**What the exercise asks**
Copy every line that mentions the word "باید".

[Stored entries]
==*==
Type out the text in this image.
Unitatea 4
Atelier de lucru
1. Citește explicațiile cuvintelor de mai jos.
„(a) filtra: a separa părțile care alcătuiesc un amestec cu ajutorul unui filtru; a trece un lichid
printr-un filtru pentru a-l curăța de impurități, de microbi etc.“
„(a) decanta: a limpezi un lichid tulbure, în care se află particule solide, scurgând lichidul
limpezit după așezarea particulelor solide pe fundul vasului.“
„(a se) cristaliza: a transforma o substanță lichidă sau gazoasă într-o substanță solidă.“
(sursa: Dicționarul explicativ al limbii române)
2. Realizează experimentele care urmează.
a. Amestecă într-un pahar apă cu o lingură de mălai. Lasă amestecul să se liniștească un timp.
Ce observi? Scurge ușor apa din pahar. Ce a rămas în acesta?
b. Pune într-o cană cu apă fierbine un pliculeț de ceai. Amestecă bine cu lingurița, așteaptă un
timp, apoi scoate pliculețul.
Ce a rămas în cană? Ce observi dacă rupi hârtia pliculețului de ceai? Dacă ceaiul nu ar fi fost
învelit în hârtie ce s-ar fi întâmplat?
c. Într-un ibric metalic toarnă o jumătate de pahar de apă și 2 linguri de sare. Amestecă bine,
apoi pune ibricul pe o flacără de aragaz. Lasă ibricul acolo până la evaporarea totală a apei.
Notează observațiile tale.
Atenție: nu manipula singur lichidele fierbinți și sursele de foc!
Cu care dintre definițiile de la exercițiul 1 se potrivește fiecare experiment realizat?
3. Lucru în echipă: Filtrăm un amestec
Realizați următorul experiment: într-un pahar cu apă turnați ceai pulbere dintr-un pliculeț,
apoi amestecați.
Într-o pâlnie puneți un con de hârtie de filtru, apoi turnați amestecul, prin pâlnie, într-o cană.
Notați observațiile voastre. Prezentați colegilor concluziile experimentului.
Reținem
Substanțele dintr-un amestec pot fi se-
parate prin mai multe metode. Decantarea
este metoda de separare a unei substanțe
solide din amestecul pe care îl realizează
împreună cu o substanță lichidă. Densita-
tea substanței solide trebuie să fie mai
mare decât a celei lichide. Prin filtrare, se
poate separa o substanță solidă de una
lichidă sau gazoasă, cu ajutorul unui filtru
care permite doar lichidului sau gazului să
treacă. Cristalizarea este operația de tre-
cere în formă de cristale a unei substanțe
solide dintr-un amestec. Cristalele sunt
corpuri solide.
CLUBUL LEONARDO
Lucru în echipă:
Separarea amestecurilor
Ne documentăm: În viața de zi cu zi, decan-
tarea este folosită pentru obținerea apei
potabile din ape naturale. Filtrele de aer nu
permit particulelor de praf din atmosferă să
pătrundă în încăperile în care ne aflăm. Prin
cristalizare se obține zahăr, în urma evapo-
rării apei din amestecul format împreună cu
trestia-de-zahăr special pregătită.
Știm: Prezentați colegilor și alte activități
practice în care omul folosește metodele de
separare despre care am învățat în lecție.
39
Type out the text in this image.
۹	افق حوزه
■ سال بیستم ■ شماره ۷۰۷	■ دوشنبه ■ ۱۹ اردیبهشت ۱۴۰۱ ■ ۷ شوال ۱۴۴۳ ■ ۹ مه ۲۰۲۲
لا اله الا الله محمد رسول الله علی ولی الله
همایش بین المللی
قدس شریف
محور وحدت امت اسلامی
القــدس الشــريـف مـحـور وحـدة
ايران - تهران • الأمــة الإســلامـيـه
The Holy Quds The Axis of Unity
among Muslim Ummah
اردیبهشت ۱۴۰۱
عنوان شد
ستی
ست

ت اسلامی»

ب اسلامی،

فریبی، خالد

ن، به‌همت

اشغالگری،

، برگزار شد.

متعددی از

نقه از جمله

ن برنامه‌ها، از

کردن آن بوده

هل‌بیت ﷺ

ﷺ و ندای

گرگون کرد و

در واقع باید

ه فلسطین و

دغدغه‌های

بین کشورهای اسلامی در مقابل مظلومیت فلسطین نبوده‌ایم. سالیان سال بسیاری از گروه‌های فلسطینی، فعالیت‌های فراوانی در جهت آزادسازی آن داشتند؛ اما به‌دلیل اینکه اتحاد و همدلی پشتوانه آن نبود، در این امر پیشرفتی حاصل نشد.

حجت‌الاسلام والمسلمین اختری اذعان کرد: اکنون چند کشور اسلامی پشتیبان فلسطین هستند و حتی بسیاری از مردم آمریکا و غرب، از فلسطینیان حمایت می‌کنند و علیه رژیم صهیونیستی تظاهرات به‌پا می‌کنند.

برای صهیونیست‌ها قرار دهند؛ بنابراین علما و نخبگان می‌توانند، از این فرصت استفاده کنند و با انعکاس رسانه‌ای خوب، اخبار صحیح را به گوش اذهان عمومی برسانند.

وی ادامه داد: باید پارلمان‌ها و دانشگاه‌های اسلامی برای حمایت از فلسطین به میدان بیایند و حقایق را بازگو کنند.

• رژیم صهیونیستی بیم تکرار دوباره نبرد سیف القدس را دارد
==*==
**Solution**
در واقع باید
وی ادامه داد: باید پارلمان‌ها و دانشگاه‌های اسلامی برای حمایت از فلسطین به میدان بیایند و حقایق را بازگو کنند.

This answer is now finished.